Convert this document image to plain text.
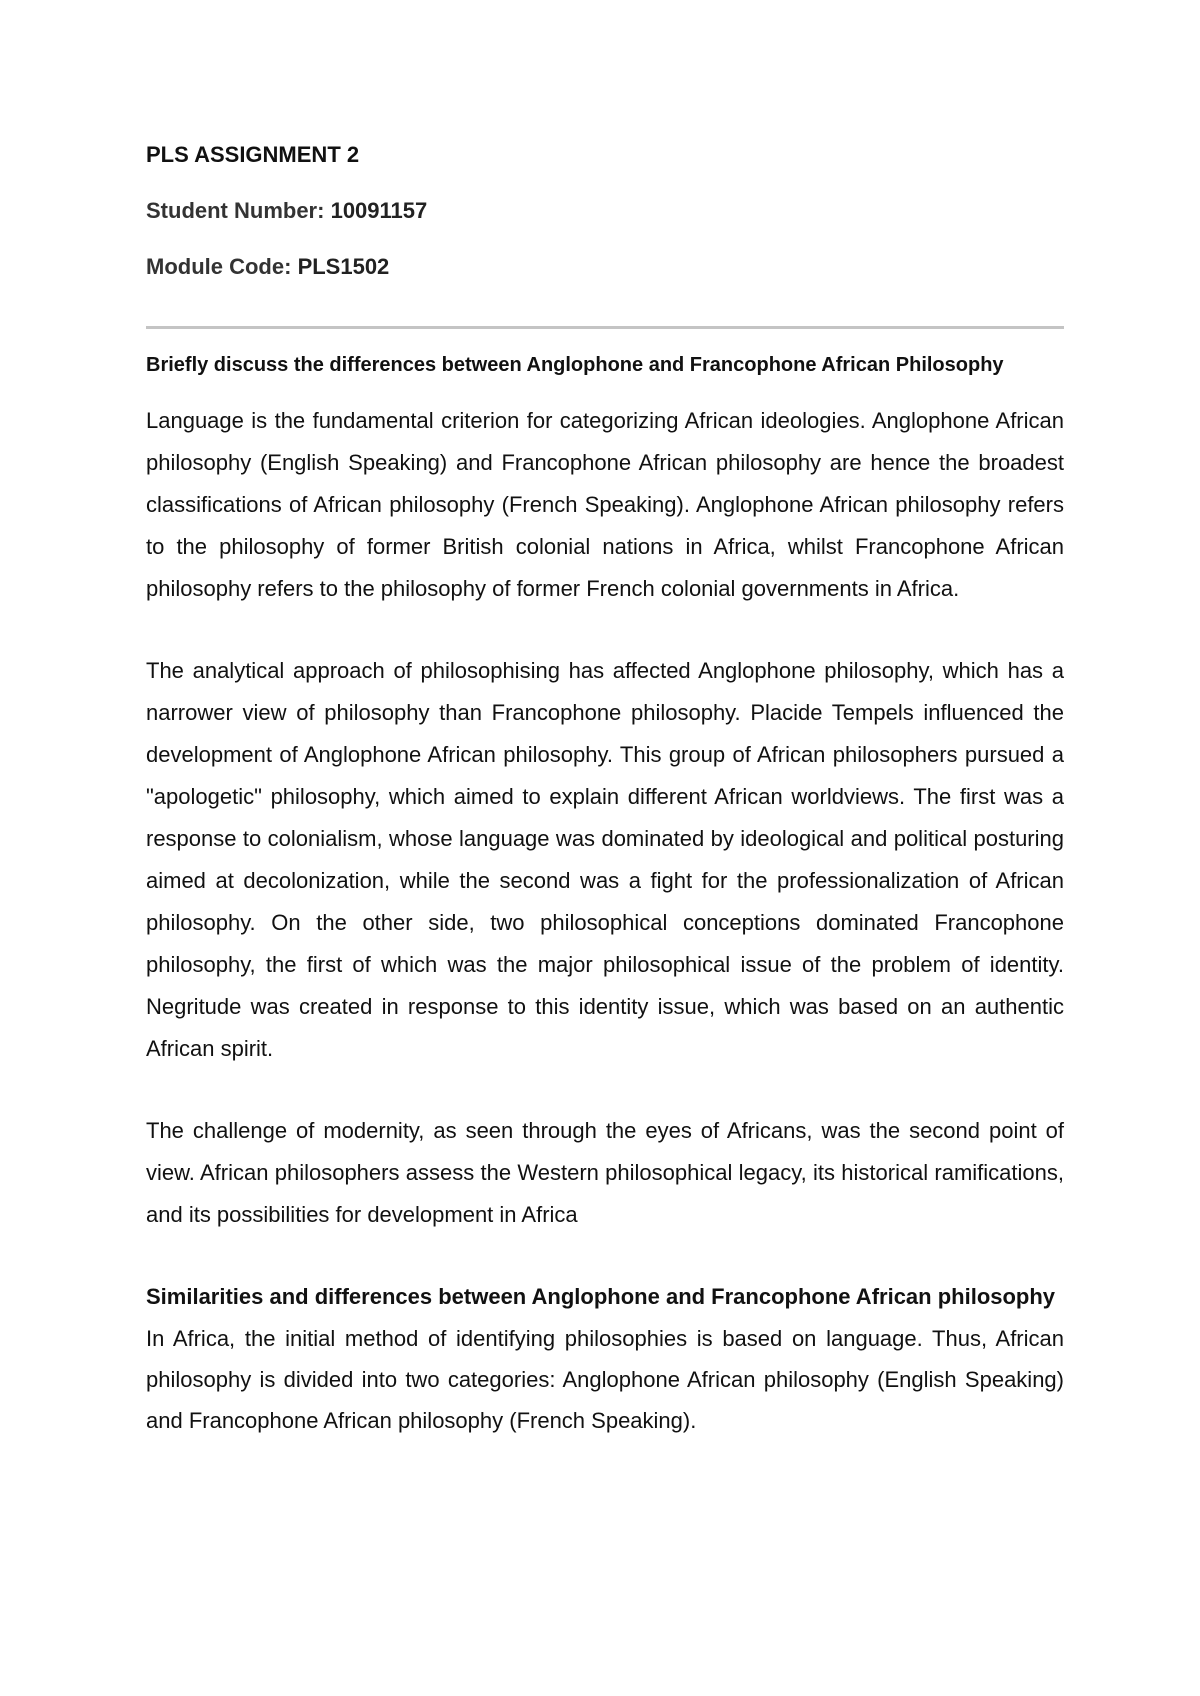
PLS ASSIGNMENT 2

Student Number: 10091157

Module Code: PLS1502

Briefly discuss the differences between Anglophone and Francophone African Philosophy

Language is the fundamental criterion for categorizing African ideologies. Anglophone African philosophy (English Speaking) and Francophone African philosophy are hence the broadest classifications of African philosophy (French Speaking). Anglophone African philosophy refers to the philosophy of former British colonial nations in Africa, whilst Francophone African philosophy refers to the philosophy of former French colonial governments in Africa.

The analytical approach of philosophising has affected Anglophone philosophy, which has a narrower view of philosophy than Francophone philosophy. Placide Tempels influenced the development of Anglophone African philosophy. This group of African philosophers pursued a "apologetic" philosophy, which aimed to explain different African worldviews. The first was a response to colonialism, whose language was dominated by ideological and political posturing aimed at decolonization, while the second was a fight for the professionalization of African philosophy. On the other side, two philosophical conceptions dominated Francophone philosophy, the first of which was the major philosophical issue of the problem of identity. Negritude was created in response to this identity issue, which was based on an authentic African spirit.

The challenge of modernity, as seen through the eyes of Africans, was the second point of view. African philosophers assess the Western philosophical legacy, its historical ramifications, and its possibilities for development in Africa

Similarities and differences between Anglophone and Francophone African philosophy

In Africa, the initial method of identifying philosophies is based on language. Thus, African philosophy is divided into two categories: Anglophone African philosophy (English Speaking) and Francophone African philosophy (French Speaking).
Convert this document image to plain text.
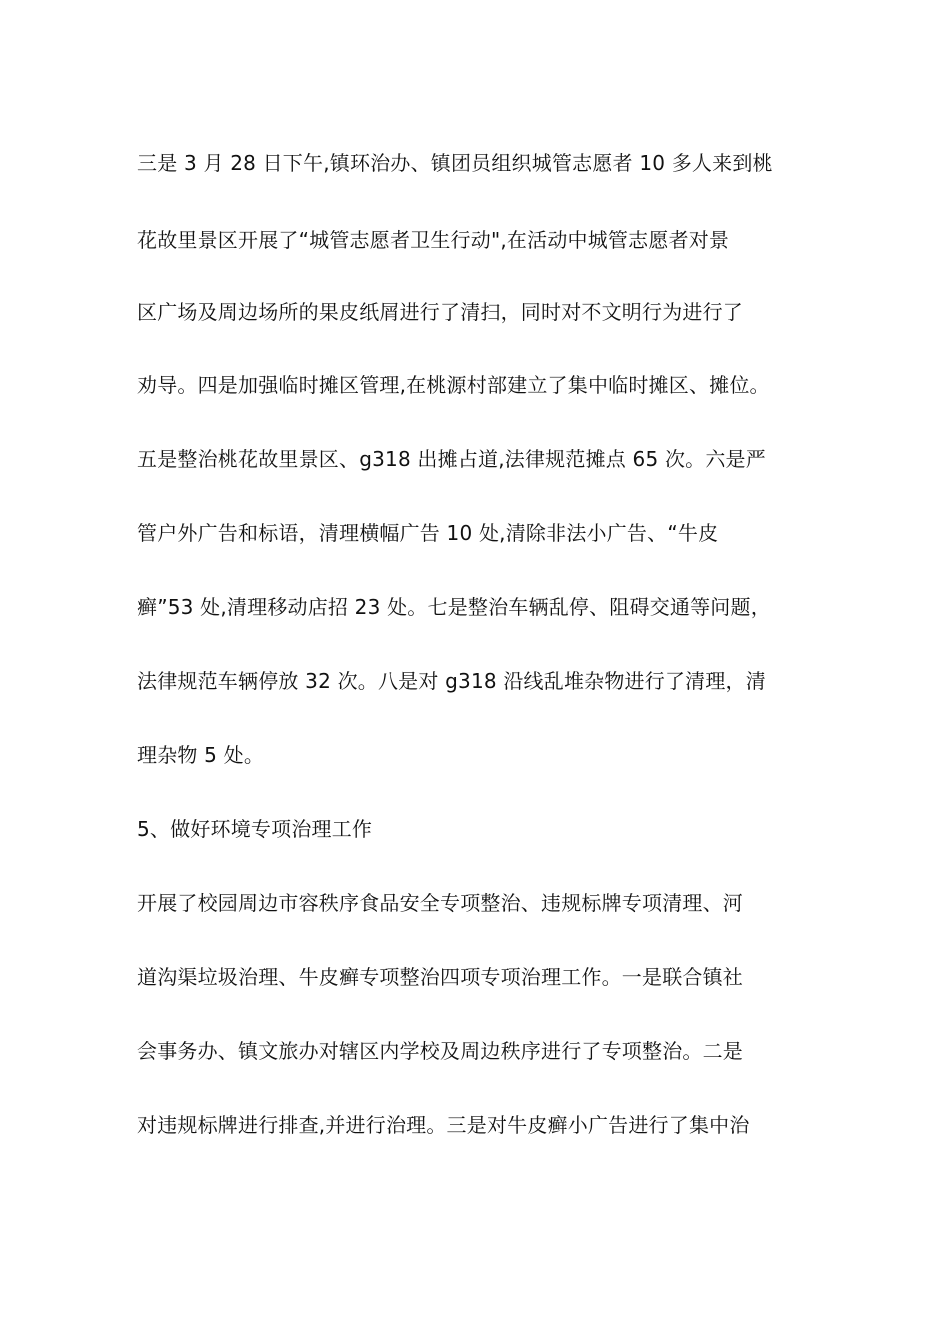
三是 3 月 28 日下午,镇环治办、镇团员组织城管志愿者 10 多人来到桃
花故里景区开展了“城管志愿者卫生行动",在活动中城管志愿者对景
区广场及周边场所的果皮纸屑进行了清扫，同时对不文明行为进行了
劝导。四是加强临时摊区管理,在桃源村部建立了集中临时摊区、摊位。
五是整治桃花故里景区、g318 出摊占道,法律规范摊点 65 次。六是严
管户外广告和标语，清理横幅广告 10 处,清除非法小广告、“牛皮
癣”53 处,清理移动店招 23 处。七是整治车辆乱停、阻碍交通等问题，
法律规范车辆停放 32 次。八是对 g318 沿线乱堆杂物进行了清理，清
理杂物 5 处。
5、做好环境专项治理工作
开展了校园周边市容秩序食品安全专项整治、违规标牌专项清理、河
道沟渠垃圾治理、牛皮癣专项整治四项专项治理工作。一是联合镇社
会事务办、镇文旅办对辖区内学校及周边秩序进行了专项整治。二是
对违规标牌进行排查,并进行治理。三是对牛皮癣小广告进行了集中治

_Problem details:_
Reproduce all of the material exactly, apart from the pictures.

_Reply to the task:_
Convert this document image to plain text.
PLS ASSIGNMENT 2

Student Number: 10091157

Module Code: PLS1502

Briefly discuss the differences between Anglophone and Francophone African Philosophy

Language is the fundamental criterion for categorizing African ideologies. Anglophone African philosophy (English Speaking) and Francophone African philosophy are hence the broadest classifications of African philosophy (French Speaking). Anglophone African philosophy refers to the philosophy of former British colonial nations in Africa, whilst Francophone African philosophy refers to the philosophy of former French colonial governments in Africa.

The analytical approach of philosophising has affected Anglophone philosophy, which has a narrower view of philosophy than Francophone philosophy. Placide Tempels influenced the development of Anglophone African philosophy. This group of African philosophers pursued a "apologetic" philosophy, which aimed to explain different African worldviews. The first was a response to colonialism, whose language was dominated by ideological and political posturing aimed at decolonization, while the second was a fight for the professionalization of African philosophy. On the other side, two philosophical conceptions dominated Francophone philosophy, the first of which was the major philosophical issue of the problem of identity. Negritude was created in response to this identity issue, which was based on an authentic African spirit.

The challenge of modernity, as seen through the eyes of Africans, was the second point of view. African philosophers assess the Western philosophical legacy, its historical ramifications, and its possibilities for development in Africa

Similarities and differences between Anglophone and Francophone African philosophy

In Africa, the initial method of identifying philosophies is based on language. Thus, African philosophy is divided into two categories: Anglophone African philosophy (English Speaking) and Francophone African philosophy (French Speaking).
Convert this document image to plain text.
三是 3 月 28 日下午,镇环治办、镇团员组织城管志愿者 10 多人来到桃
花故里景区开展了“城管志愿者卫生行动",在活动中城管志愿者对景
区广场及周边场所的果皮纸屑进行了清扫，同时对不文明行为进行了
劝导。四是加强临时摊区管理,在桃源村部建立了集中临时摊区、摊位。
五是整治桃花故里景区、g318 出摊占道,法律规范摊点 65 次。六是严
管户外广告和标语，清理横幅广告 10 处,清除非法小广告、“牛皮
癣”53 处,清理移动店招 23 处。七是整治车辆乱停、阻碍交通等问题，
法律规范车辆停放 32 次。八是对 g318 沿线乱堆杂物进行了清理，清
理杂物 5 处。
5、做好环境专项治理工作
开展了校园周边市容秩序食品安全专项整治、违规标牌专项清理、河
道沟渠垃圾治理、牛皮癣专项整治四项专项治理工作。一是联合镇社
会事务办、镇文旅办对辖区内学校及周边秩序进行了专项整治。二是
对违规标牌进行排查,并进行治理。三是对牛皮癣小广告进行了集中治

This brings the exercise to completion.